= What needs to be done =
Go through the entries below and pick out every line with "ณสมบ".

# START OF Exercise data

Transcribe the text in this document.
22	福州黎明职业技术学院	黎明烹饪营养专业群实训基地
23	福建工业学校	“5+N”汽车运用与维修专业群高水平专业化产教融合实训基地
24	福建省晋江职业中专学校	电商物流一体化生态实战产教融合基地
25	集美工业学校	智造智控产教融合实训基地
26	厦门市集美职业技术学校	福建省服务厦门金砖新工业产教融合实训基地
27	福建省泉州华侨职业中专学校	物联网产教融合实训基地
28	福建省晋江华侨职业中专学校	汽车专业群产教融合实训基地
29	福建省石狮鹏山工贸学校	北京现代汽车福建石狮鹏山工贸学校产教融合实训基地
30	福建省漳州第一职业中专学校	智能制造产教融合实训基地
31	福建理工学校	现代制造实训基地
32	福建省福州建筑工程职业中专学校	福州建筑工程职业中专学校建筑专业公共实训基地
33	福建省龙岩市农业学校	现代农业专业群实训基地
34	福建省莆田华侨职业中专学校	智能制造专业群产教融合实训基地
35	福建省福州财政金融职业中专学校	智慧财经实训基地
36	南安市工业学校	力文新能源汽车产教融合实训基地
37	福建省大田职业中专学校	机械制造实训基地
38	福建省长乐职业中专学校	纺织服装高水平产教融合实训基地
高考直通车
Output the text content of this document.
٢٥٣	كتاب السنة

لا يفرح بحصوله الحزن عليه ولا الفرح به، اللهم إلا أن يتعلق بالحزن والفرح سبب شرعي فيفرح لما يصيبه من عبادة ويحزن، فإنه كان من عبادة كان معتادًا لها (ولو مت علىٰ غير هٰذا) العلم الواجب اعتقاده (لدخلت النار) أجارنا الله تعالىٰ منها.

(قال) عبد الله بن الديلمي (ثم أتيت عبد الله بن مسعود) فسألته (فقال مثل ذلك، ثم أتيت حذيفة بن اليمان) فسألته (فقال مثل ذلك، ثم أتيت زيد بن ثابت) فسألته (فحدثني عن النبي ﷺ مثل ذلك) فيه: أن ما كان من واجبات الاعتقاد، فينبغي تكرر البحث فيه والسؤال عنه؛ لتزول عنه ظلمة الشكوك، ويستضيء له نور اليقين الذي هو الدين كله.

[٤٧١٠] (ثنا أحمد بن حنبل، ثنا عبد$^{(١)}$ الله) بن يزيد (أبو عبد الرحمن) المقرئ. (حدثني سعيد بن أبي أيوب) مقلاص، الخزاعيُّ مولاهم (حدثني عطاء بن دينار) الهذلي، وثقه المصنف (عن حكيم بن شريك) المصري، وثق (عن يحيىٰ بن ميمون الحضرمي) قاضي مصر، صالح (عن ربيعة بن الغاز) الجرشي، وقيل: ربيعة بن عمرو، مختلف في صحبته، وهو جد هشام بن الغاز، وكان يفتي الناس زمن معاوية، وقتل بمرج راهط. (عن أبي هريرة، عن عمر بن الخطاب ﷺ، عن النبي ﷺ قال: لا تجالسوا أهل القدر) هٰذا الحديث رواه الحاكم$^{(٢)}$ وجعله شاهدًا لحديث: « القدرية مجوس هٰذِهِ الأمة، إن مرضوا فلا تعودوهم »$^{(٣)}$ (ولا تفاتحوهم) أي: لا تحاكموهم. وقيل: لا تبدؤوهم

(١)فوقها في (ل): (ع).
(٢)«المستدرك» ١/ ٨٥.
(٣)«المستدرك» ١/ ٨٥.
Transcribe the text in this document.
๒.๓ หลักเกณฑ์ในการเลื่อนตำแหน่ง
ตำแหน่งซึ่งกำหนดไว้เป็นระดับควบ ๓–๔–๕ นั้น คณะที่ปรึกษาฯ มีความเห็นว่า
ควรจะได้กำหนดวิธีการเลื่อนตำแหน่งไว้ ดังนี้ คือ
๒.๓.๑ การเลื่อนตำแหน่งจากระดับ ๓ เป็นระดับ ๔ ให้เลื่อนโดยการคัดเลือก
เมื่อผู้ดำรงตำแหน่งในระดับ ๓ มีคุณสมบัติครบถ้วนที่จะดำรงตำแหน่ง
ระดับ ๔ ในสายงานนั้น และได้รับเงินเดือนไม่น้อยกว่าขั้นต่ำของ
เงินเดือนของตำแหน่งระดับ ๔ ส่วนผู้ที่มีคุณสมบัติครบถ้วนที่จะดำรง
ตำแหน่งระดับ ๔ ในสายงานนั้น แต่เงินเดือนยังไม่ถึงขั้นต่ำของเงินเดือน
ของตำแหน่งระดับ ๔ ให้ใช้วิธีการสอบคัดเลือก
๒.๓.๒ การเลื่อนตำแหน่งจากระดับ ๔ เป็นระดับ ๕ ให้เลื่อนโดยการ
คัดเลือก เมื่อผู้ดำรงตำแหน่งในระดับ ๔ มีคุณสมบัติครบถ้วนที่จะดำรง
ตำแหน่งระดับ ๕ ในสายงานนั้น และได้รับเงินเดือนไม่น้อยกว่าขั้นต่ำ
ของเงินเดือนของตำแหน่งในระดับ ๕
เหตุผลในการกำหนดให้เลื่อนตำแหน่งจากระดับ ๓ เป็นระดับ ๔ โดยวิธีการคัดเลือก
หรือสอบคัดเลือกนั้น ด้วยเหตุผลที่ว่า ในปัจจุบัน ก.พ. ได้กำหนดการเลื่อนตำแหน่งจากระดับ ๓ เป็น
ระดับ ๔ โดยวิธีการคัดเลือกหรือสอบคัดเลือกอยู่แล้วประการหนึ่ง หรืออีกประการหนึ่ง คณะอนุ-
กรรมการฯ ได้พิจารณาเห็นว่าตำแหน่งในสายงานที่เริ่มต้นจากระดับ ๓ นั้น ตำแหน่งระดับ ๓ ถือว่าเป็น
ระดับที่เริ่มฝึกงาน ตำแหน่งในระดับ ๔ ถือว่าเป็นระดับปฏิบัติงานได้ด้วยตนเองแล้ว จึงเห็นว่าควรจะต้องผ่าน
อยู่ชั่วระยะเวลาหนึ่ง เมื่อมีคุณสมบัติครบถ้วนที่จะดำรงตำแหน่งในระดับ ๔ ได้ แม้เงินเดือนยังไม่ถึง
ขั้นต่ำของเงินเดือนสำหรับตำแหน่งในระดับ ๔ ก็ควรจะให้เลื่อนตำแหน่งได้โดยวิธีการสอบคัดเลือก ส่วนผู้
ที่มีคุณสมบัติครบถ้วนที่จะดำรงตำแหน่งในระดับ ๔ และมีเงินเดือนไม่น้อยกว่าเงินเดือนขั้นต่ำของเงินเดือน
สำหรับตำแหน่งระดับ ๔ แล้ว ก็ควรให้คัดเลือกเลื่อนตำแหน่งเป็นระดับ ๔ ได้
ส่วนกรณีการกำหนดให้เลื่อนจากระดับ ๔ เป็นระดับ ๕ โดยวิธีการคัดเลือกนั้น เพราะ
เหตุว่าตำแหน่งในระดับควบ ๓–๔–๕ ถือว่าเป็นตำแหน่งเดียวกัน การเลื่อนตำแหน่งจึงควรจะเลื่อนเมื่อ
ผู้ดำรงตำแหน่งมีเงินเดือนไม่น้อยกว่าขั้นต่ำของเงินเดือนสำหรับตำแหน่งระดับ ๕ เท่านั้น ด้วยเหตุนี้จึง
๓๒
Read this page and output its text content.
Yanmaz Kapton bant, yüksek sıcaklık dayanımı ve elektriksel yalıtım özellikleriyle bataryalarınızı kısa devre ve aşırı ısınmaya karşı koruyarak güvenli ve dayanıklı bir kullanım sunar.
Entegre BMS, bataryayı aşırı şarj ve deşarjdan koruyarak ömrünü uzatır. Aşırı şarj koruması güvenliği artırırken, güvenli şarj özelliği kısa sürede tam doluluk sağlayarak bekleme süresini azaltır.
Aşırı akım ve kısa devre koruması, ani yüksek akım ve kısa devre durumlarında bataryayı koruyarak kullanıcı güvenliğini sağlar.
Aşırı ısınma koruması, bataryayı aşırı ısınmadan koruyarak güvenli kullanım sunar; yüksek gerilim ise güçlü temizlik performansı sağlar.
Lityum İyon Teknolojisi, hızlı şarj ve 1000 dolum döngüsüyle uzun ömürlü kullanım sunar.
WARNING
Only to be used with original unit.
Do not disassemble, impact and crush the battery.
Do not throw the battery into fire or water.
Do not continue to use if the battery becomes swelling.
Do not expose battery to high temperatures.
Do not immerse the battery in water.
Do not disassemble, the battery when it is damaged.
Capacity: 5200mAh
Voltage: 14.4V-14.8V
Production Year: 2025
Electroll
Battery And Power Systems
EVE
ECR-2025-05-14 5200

# END OF Exercise data

= Complete answer =
เมื่อผู้ดำรงตำแหน่งในระดับ ๓ มีคุณสมบัติครบถ้วนที่จะดำรงตำแหน่ง
เงินเดือนของตำแหน่งระดับ ๔ ส่วนผู้ที่มีคุณสมบัติครบถ้วนที่จะดำรง
คัดเลือก เมื่อผู้ดำรงตำแหน่งในระดับ ๔ มีคุณสมบัติครบถ้วนที่จะดำรง
อยู่ชั่วระยะเวลาหนึ่ง เมื่อมีคุณสมบัติครบถ้วนที่จะดำรงตำแหน่งในระดับ ๔ ได้ แม้เงินเดือนยังไม่ถึง
ที่มีคุณสมบัติครบถ้วนที่จะดำรงตำแหน่งในระดับ ๔ และมีเงินเดือนไม่น้อยกว่าเงินเดือนขั้นต่ำของเงินเดือน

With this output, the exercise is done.